Each line below should be retyped exactly, with no pictures.

(Stored records)
• • • •

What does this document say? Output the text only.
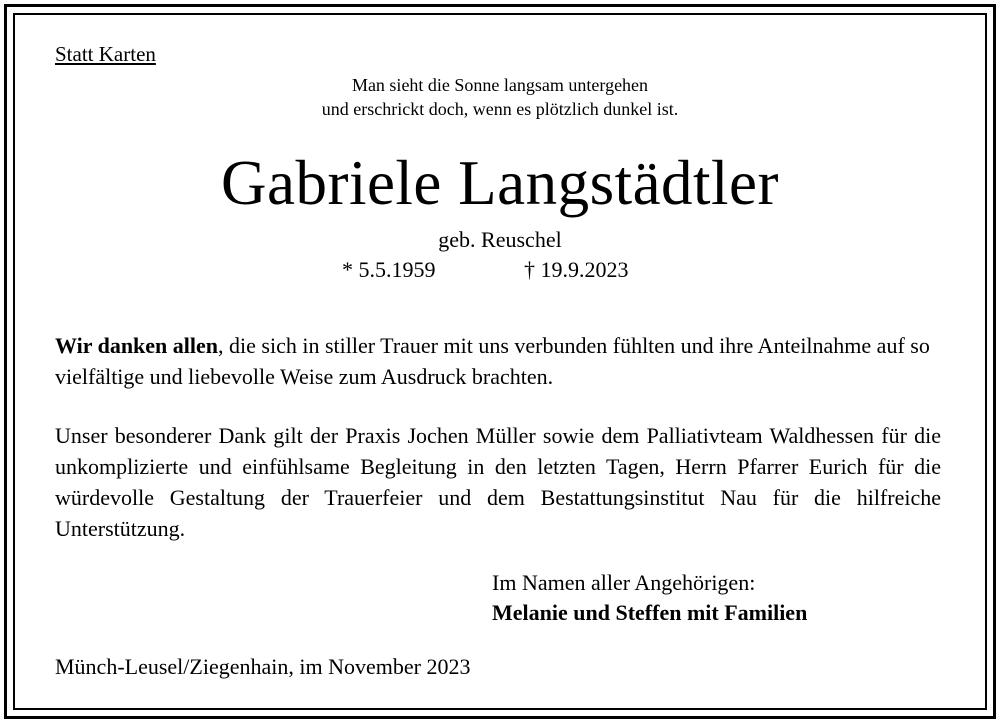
Statt Karten
Man sieht die Sonne langsam untergehen
und erschrickt doch, wenn es plötzlich dunkel ist.
Gabriele Langstädtler
geb. Reuschel
* 5.5.1959	† 19.9.2023
Wir danken allen, die sich in stiller Trauer mit uns verbunden fühlten und ihre Anteilnahme auf so vielfältige und liebevolle Weise zum Ausdruck brachten.
Unser besonderer Dank gilt der Praxis Jochen Müller sowie dem Palliativteam Waldhessen für die unkomplizierte und einfühlsame Begleitung in den letzten Tagen, Herrn Pfarrer Eurich für die würdevolle Gestaltung der Trauerfeier und dem Bestattungsinstitut Nau für die hilfreiche Unterstützung.
Im Namen aller Angehörigen:
Melanie und Steffen mit Familien
Münch-Leusel/Ziegenhain, im November 2023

• • • •

> SOLVED PROBLEM:
What does this document say? Output the text only.
Statt Karten
Man sieht die Sonne langsam untergehen
und erschrickt doch, wenn es plötzlich dunkel ist.
Gabriele Langstädtler
geb. Reuschel
* 5.5.1959	† 19.9.2023
Wir danken allen, die sich in stiller Trauer mit uns verbunden fühlten und ihre Anteilnahme auf so vielfältige und liebevolle Weise zum Ausdruck brachten.
Unser besonderer Dank gilt der Praxis Jochen Müller sowie dem Palliativteam Waldhessen für die unkomplizierte und einfühlsame Begleitung in den letzten Tagen, Herrn Pfarrer Eurich für die würdevolle Gestaltung der Trauerfeier und dem Bestattungsinstitut Nau für die hilfreiche Unterstützung.
Im Namen aller Angehörigen:
Melanie und Steffen mit Familien
Münch-Leusel/Ziegenhain, im November 2023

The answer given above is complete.